What the task asks >> List, from the lines below, each one with "S四边形BEDF" in it.

(Extracted records)

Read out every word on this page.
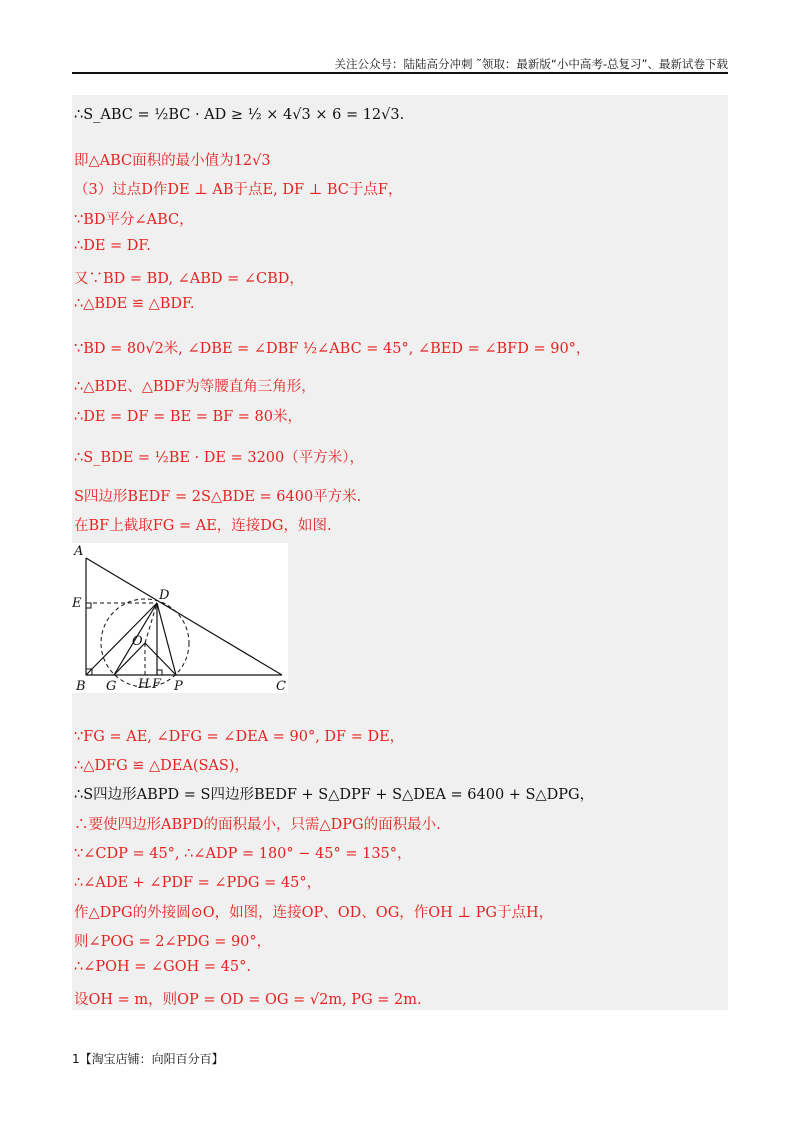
关注公众号：陆陆高分冲刺 ˜领取：最新版“小中高考-总复习”、最新试卷下载
∴S_ABC = ½BC · AD ≥ ½ × 4√3 × 6 = 12√3.
即△ABC面积的最小值为12√3
（3）过点D作DE ⊥ AB于点E, DF ⊥ BC于点F，
∵BD平分∠ABC，
∴DE = DF.
又∵BD = BD, ∠ABD = ∠CBD，
∴△BDE ≌ △BDF.
∵BD = 80√2米, ∠DBE = ∠DBF ½∠ABC = 45°, ∠BED = ∠BFD = 90°，
∴△BDE、△BDF为等腰直角三角形，
∴DE = DF = BE = BF = 80米，
∴S_BDE = ½BE · DE = 3200（平方米），
S四边形BEDF = 2S△BDE = 6400平方米.
在BF上截取FG = AE，连接DG，如图.
A
E
D
O
B G H F P	C
∵FG = AE, ∠DFG = ∠DEA = 90°, DF = DE，
∴△DFG ≌ △DEA(SAS)，
∴S四边形ABPD = S四边形BEDF + S△DPF + S△DEA = 6400 + S△DPG，
∴要使四边形ABPD的面积最小，只需△DPG的面积最小.
∵∠CDP = 45°, ∴∠ADP = 180° − 45° = 135°，
∴∠ADE + ∠PDF = ∠PDG = 45°，
作△DPG的外接圆⊙O，如图，连接OP、OD、OG，作OH ⊥ PG于点H，
则∠POG = 2∠PDG = 90°，
∴∠POH = ∠GOH = 45°.
设OH = m，则OP = OD = OG = √2m, PG = 2m.
1【淘宝店铺：向阳百分百】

In response >>
S四边形BEDF = 2S△BDE = 6400平方米.
∴S四边形ABPD = S四边形BEDF + S△DPF + S△DEA = 6400 + S△DPG，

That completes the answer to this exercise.